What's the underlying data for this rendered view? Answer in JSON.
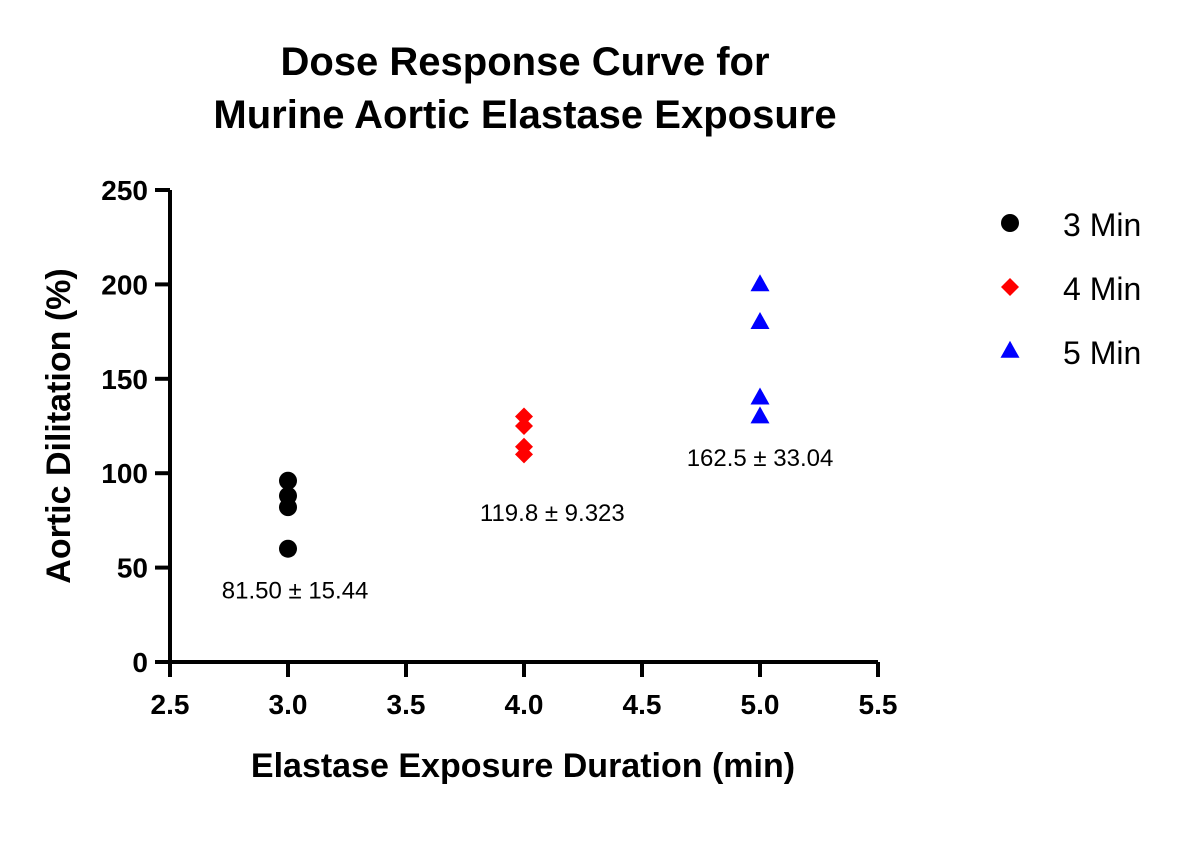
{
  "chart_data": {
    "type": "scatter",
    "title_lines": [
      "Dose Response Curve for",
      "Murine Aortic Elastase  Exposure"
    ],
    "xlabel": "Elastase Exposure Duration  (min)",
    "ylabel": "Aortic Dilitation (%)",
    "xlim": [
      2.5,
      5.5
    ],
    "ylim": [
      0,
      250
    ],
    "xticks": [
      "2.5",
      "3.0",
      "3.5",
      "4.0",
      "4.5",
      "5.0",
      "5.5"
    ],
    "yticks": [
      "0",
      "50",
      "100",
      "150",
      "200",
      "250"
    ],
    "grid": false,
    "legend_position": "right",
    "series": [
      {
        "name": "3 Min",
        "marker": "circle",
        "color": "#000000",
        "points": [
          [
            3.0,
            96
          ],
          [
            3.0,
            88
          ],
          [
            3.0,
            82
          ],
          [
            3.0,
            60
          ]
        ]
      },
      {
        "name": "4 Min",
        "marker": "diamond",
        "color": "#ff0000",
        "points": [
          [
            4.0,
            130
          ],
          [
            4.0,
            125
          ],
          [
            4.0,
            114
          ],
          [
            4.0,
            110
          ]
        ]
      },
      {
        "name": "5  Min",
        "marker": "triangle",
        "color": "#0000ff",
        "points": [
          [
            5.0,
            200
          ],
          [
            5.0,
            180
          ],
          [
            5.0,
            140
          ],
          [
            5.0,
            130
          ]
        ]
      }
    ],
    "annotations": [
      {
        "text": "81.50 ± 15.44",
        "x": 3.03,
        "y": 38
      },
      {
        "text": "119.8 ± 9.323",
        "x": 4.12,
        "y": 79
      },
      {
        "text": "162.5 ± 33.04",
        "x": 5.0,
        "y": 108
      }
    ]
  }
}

● ● ● ●

#### EXERCISE REQUIREMENTS:
Repeat each entry exactly. Pictures do not belong in the copy.

#### FULL RESPONSE:
What's the underlying data for this rendered view? Answer in JSON.
{
  "chart_data": {
    "type": "scatter",
    "title_lines": [
      "Dose Response Curve for",
      "Murine Aortic Elastase  Exposure"
    ],
    "xlabel": "Elastase Exposure Duration  (min)",
    "ylabel": "Aortic Dilitation (%)",
    "xlim": [
      2.5,
      5.5
    ],
    "ylim": [
      0,
      250
    ],
    "xticks": [
      "2.5",
      "3.0",
      "3.5",
      "4.0",
      "4.5",
      "5.0",
      "5.5"
    ],
    "yticks": [
      "0",
      "50",
      "100",
      "150",
      "200",
      "250"
    ],
    "grid": false,
    "legend_position": "right",
    "series": [
      {
        "name": "3 Min",
        "marker": "circle",
        "color": "#000000",
        "points": [
          [
            3.0,
            96
          ],
          [
            3.0,
            88
          ],
          [
            3.0,
            82
          ],
          [
            3.0,
            60
          ]
        ]
      },
      {
        "name": "4 Min",
        "marker": "diamond",
        "color": "#ff0000",
        "points": [
          [
            4.0,
            130
          ],
          [
            4.0,
            125
          ],
          [
            4.0,
            114
          ],
          [
            4.0,
            110
          ]
        ]
      },
      {
        "name": "5  Min",
        "marker": "triangle",
        "color": "#0000ff",
        "points": [
          [
            5.0,
            200
          ],
          [
            5.0,
            180
          ],
          [
            5.0,
            140
          ],
          [
            5.0,
            130
          ]
        ]
      }
    ],
    "annotations": [
      {
        "text": "81.50 ± 15.44",
        "x": 3.03,
        "y": 38
      },
      {
        "text": "119.8 ± 9.323",
        "x": 4.12,
        "y": 79
      },
      {
        "text": "162.5 ± 33.04",
        "x": 5.0,
        "y": 108
      }
    ]
  }
}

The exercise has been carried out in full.